[Exercise 1]:
Edit the section of the records that opens with the line containing "focus-text: 用欢快、活泼的的歌声表达热烈欢快的节日气氛。 [250, 334, 570, 350]" and closes with the line containing "process-line: 1. 先跟琴哼唱这几个音，然后用这几个音编旋律。" by changing "process-line" to "step-line" and keeping everything else the same. Return only those lines.

[Document segment]:
== == ==
He references a Harvard study by Boris Groysburg, which showed that even top-rated investment bankers often lose their performance edge when they change employers. Their "skills" were never just technical skills - they were the organisational knowledge, the relationship networks, the understanding of unwritten rules. A skills cloud that reduces these skills to their technical shell misunderstands the problem.
Bersin's second finding: companies that work with skill taxonomies typically take one of two paths. Path one - the skill-taxonomy team builds a comprehensive classification and negotiates it across all functions. This path "has many points of failure" and often takes so long that the original assumptions are out of date before the model goes live. Path two - the company identifies a concrete business problem and builds the taxonomy around that problem. Bersin calls this "falling in love with the problem" and explicitly recommends it.
- Josh Bersin, 2023
The HIHB method has been working to exactly this logic since 2018. We do not build a comprehensive skill map for an entire company. In a workshop we identify five to eight skills on which a concrete strategic undertaking depends - a critical hire, a re-skilling initiative, a market expansion. That is no less ambitious. It is the only practicable sequence.
Bersin closes with a sentence that sums up the whole industry: "We have yet to find a company that uses one platform for everything." The "single skills cloud" - the main selling point of the ERP world - is, five years into market maturity, still a hypothesis, not a documented state.
== == ==
[Element and coordinate records]
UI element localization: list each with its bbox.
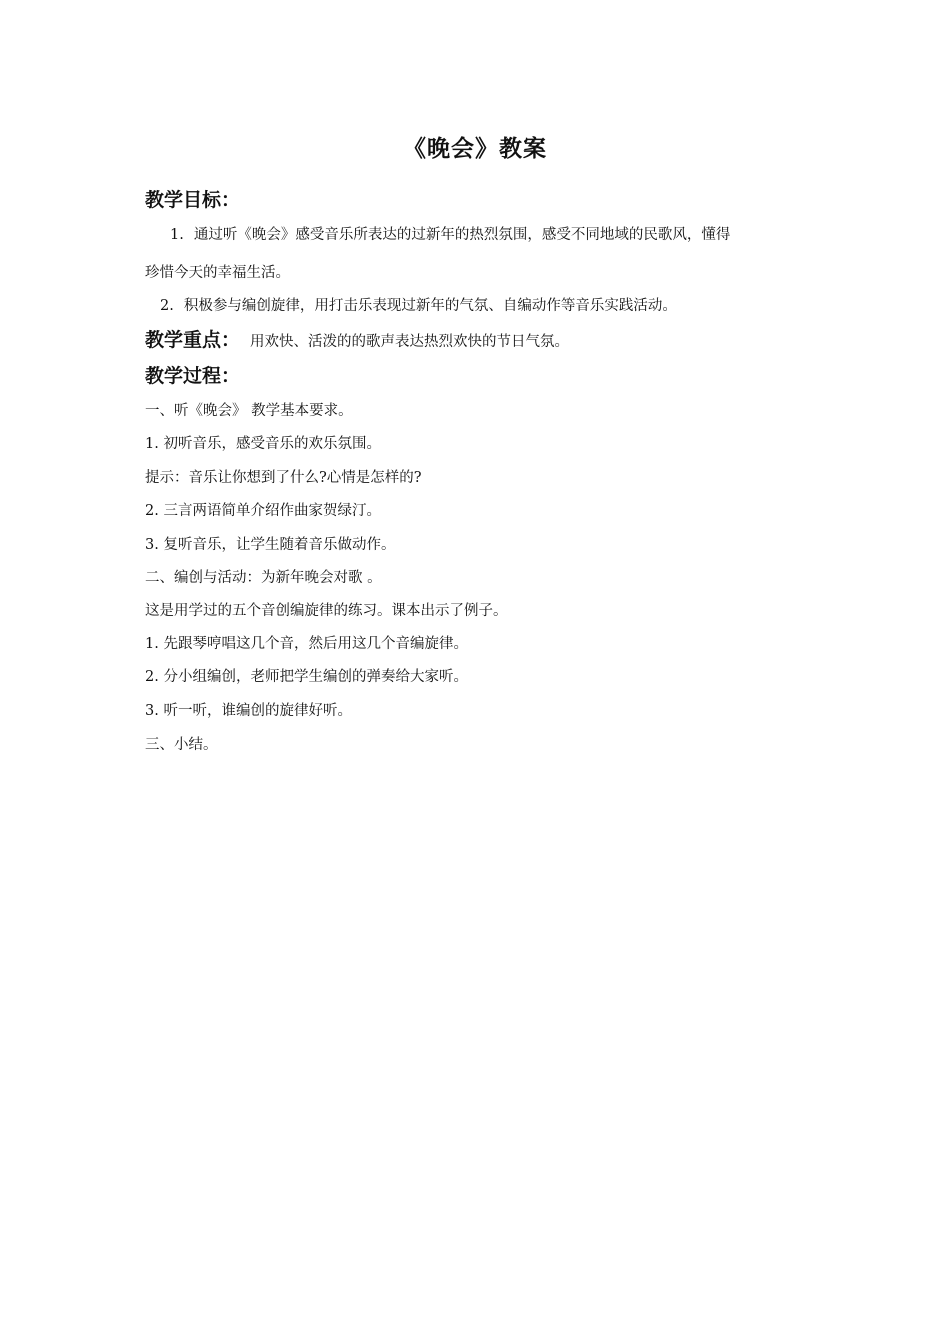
focus-text: 用欢快、活泼的的歌声表达热烈欢快的节日气氛。 [250, 334, 570, 350]
process-line: 提示：音乐让你想到了什么?心情是怎样的? [145, 470, 422, 486]
process-line: 1. 初听音乐，感受音乐的欢乐氛围。 [145, 436, 381, 452]
process-line: 3. 听一听，谁编创的旋律好听。 [145, 703, 352, 719]
objective-item-1-text: 通过听《晚会》感受音乐所表达的过新年的热烈氛围，感受不同地域的民歌风，懂得 [193, 227, 731, 243]
process-line: 1. 先跟琴哼唱这几个音，然后用这几个音编旋律。 [145, 636, 468, 652]
process-line: 2. 分小组编创，老师把学生编创的弹奏给大家听。 [145, 669, 468, 685]
process-line: 一、听《晚会》 教学基本要求。 [145, 403, 353, 419]
process-line: 二、编创与活动：为新年晚会对歌 。 [145, 570, 382, 586]
process-heading: 教学过程： [145, 365, 241, 387]
document-title: 《晚会》教案 [403, 136, 547, 162]
process-line: 3. 复听音乐，让学生随着音乐做动作。 [145, 537, 396, 553]
objective-item-2-number: 2. [160, 298, 174, 314]
objectives-heading: 教学目标： [145, 189, 241, 211]
process-line: 三、小结。 [145, 737, 218, 753]
objective-item-2 [160, 295, 677, 317]
objective-item-1-number: 1. [170, 227, 184, 243]
objective-item-2-text: 积极参与编创旋律，用打击乐表现过新年的气氛、自编动作等音乐实践活动。 [183, 298, 677, 314]
objective-item-1 [170, 224, 730, 246]
objective-item-1-continuation: 珍惜今天的幸福生活。 [145, 265, 290, 281]
process-line: 2. 三言两语简单介绍作曲家贺绿汀。 [145, 503, 381, 519]
focus-heading-label: 教学重点： [145, 329, 241, 351]
process-line: 这是用学过的五个音创编旋律的练习。课本出示了例子。 [145, 603, 508, 619]
focus-heading [145, 326, 569, 356]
== == ==
[Exercise 2]:
Transcribe the part of the passage on skill taxonomies that opens with the words containing "- Josh Bersin, 2023" and closes with "a documented state.".

[Exercise result 1]:
focus-text: 用欢快、活泼的的歌声表达热烈欢快的节日气氛。 [250, 334, 570, 350]
step-line: 提示：音乐让你想到了什么?心情是怎样的? [145, 470, 422, 486]
step-line: 1. 初听音乐，感受音乐的欢乐氛围。 [145, 436, 381, 452]
step-line: 3. 听一听，谁编创的旋律好听。 [145, 703, 352, 719]
objective-item-1-text: 通过听《晚会》感受音乐所表达的过新年的热烈氛围，感受不同地域的民歌风，懂得 [193, 227, 731, 243]
step-line: 1. 先跟琴哼唱这几个音，然后用这几个音编旋律。 [145, 636, 468, 652]

[Exercise result 2]:
- Josh Bersin, 2023
The HIHB method has been working to exactly this logic since 2018. We do not build a comprehensive skill map for an entire company. In a workshop we identify five to eight skills on which a concrete strategic undertaking depends - a critical hire, a re-skilling initiative, a market expansion. That is no less ambitious. It is the only practicable sequence.
Bersin closes with a sentence that sums up the whole industry: "We have yet to find a company that uses one platform for everything." The "single skills cloud" - the main selling point of the ERP world - is, five years into market maturity, still a hypothesis, not a documented state.